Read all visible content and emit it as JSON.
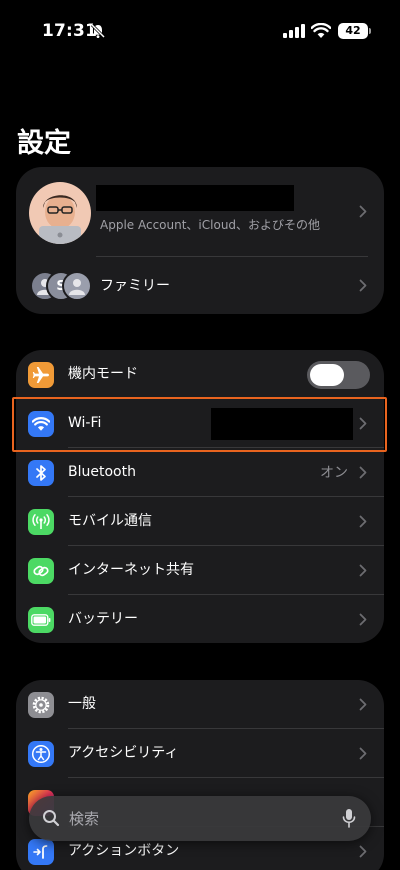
{
  "status_bar": {
    "time": "17:31",
    "battery": "42"
  },
  "page_title": "設定",
  "account": {
    "name": "",
    "subtitle": "Apple Account、iCloud、およびその他"
  },
  "family": {
    "label": "ファミリー",
    "member_initial": "S"
  },
  "connectivity": [
    {
      "id": "airplane",
      "label": "機内モード",
      "icon": "airplane-icon",
      "color": "#f09a37",
      "toggle": "off"
    },
    {
      "id": "wifi",
      "label": "Wi-Fi",
      "icon": "wifi-icon",
      "color": "#3478f6",
      "value": ""
    },
    {
      "id": "bluetooth",
      "label": "Bluetooth",
      "icon": "bluetooth-icon",
      "color": "#3478f6",
      "value": "オン"
    },
    {
      "id": "cellular",
      "label": "モバイル通信",
      "icon": "antenna-icon",
      "color": "#4cd964"
    },
    {
      "id": "hotspot",
      "label": "インターネット共有",
      "icon": "link-icon",
      "color": "#4cd964"
    },
    {
      "id": "battery",
      "label": "バッテリー",
      "icon": "battery-icon",
      "color": "#4cd964"
    }
  ],
  "general_group": [
    {
      "id": "general",
      "label": "一般",
      "icon": "gear-icon",
      "color": "#8e8e93"
    },
    {
      "id": "accessibility",
      "label": "アクセシビリティ",
      "icon": "accessibility-icon",
      "color": "#3478f6"
    },
    {
      "id": "action_button",
      "label": "アクションボタン",
      "icon": "action-button-icon",
      "color": "#3478f6"
    }
  ],
  "search": {
    "placeholder": "検索"
  },
  "highlight_color": "#e9641f"
}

★ ★ ★

Copy the whole of the material above exactly, but not its images.

**Reply to the exercise**.
Read all visible content and emit it as JSON.
{
  "status_bar": {
    "time": "17:31",
    "battery": "42"
  },
  "page_title": "設定",
  "account": {
    "name": "",
    "subtitle": "Apple Account、iCloud、およびその他"
  },
  "family": {
    "label": "ファミリー",
    "member_initial": "S"
  },
  "connectivity": [
    {
      "id": "airplane",
      "label": "機内モード",
      "icon": "airplane-icon",
      "color": "#f09a37",
      "toggle": "off"
    },
    {
      "id": "wifi",
      "label": "Wi-Fi",
      "icon": "wifi-icon",
      "color": "#3478f6",
      "value": ""
    },
    {
      "id": "bluetooth",
      "label": "Bluetooth",
      "icon": "bluetooth-icon",
      "color": "#3478f6",
      "value": "オン"
    },
    {
      "id": "cellular",
      "label": "モバイル通信",
      "icon": "antenna-icon",
      "color": "#4cd964"
    },
    {
      "id": "hotspot",
      "label": "インターネット共有",
      "icon": "link-icon",
      "color": "#4cd964"
    },
    {
      "id": "battery",
      "label": "バッテリー",
      "icon": "battery-icon",
      "color": "#4cd964"
    }
  ],
  "general_group": [
    {
      "id": "general",
      "label": "一般",
      "icon": "gear-icon",
      "color": "#8e8e93"
    },
    {
      "id": "accessibility",
      "label": "アクセシビリティ",
      "icon": "accessibility-icon",
      "color": "#3478f6"
    },
    {
      "id": "action_button",
      "label": "アクションボタン",
      "icon": "action-button-icon",
      "color": "#3478f6"
    }
  ],
  "search": {
    "placeholder": "検索"
  },
  "highlight_color": "#e9641f"
}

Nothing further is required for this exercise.